Problem details:
Can you copy out the data exactly? Leave the images out.

Start of Records for processing

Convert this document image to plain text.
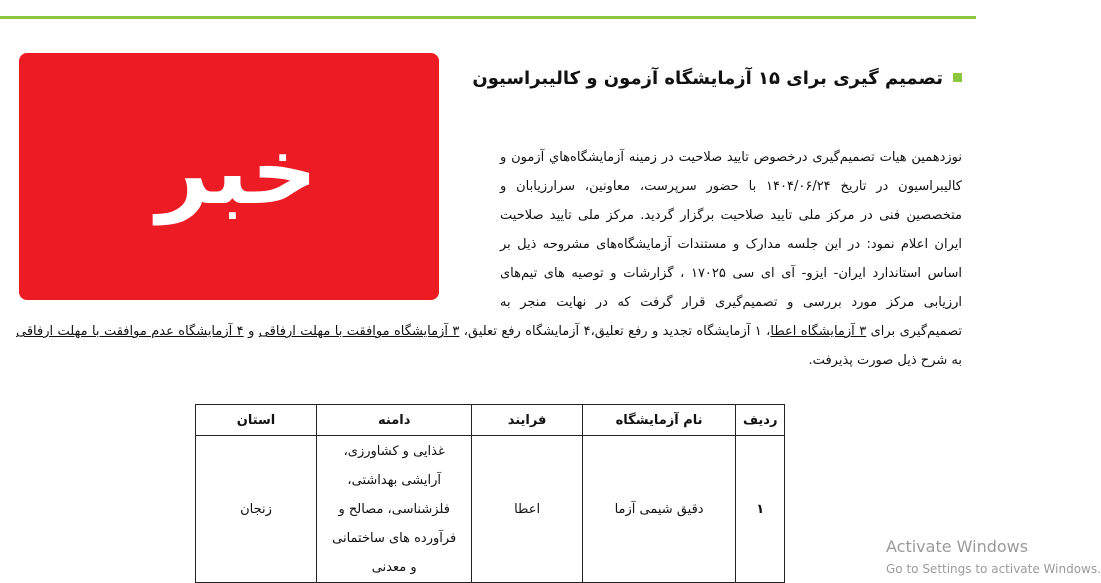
خبر
تصمیم گیری برای ۱۵ آزمایشگاه آزمون و کالیبراسیون
نوزدهمین هیات تصمیم‌گیری درخصوص تایید صلاحیت در زمینه آزمایشگاه‌هاي آزمون و کالیبراسیون در تاریخ ۱۴۰۴/۰۶/۲۴ با حضور سرپرست، معاونین، سرارزیابان و متخصصین فنی در مرکز ملی تایید صلاحیت برگزار گردید. مرکز ملی تایید صلاحیت ایران اعلام نمود: در این جلسه مدارک و مستندات آزمایشگاه‌های مشروحه ذیل بر اساس استاندارد ایران- ایزو- آی ای سی ۱۷۰۲۵ ، گزارشات و توصیه های تیم‌های ارزیابی مرکز مورد بررسی و تصمیم‌گیری قرار گرفت که در نهایت منجر به تصمیم‌گیری برای ۳ آزمایشگاه اعطا، ۱ آزمایشگاه تجدید و رفع تعلیق،۴ آزمایشگاه رفع تعلیق، ۳ آزمایشگاه موافقت با مهلت ارفاقی و ۴ آزمایشگاه عدم موافقت با مهلت ارفاقی به شرح ذیل صورت پذیرفت.
ردیف	نام آزمایشگاه	فرایند	دامنه	استان
۱	دقیق شیمی آزما	اعطا	غذایی و کشاورزی، آرایشی بهداشتی، فلزشناسی، مصالح و فرآورده های ساختمانی و معدنی	زنجان
Activate Windows
Go to Settings to activate Windows.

End of Records for processing

Result for this task:
Convert this document image to plain text.
خبر
تصمیم گیری برای ۱۵ آزمایشگاه آزمون و کالیبراسیون
نوزدهمین هیات تصمیم‌گیری درخصوص تایید صلاحیت در زمینه آزمایشگاه‌هاي آزمون و کالیبراسیون در تاریخ ۱۴۰۴/۰۶/۲۴ با حضور سرپرست، معاونین، سرارزیابان و متخصصین فنی در مرکز ملی تایید صلاحیت برگزار گردید. مرکز ملی تایید صلاحیت ایران اعلام نمود: در این جلسه مدارک و مستندات آزمایشگاه‌های مشروحه ذیل بر اساس استاندارد ایران- ایزو- آی ای سی ۱۷۰۲۵ ، گزارشات و توصیه های تیم‌های ارزیابی مرکز مورد بررسی و تصمیم‌گیری قرار گرفت که در نهایت منجر به تصمیم‌گیری برای ۳ آزمایشگاه اعطا، ۱ آزمایشگاه تجدید و رفع تعلیق،۴ آزمایشگاه رفع تعلیق، ۳ آزمایشگاه موافقت با مهلت ارفاقی و ۴ آزمایشگاه عدم موافقت با مهلت ارفاقی به شرح ذیل صورت پذیرفت.
ردیف	نام آزمایشگاه	فرایند	دامنه	استان
۱	دقیق شیمی آزما	اعطا	غذایی و کشاورزی، آرایشی بهداشتی، فلزشناسی، مصالح و فرآورده های ساختمانی و معدنی	زنجان
Activate Windows
Go to Settings to activate Windows.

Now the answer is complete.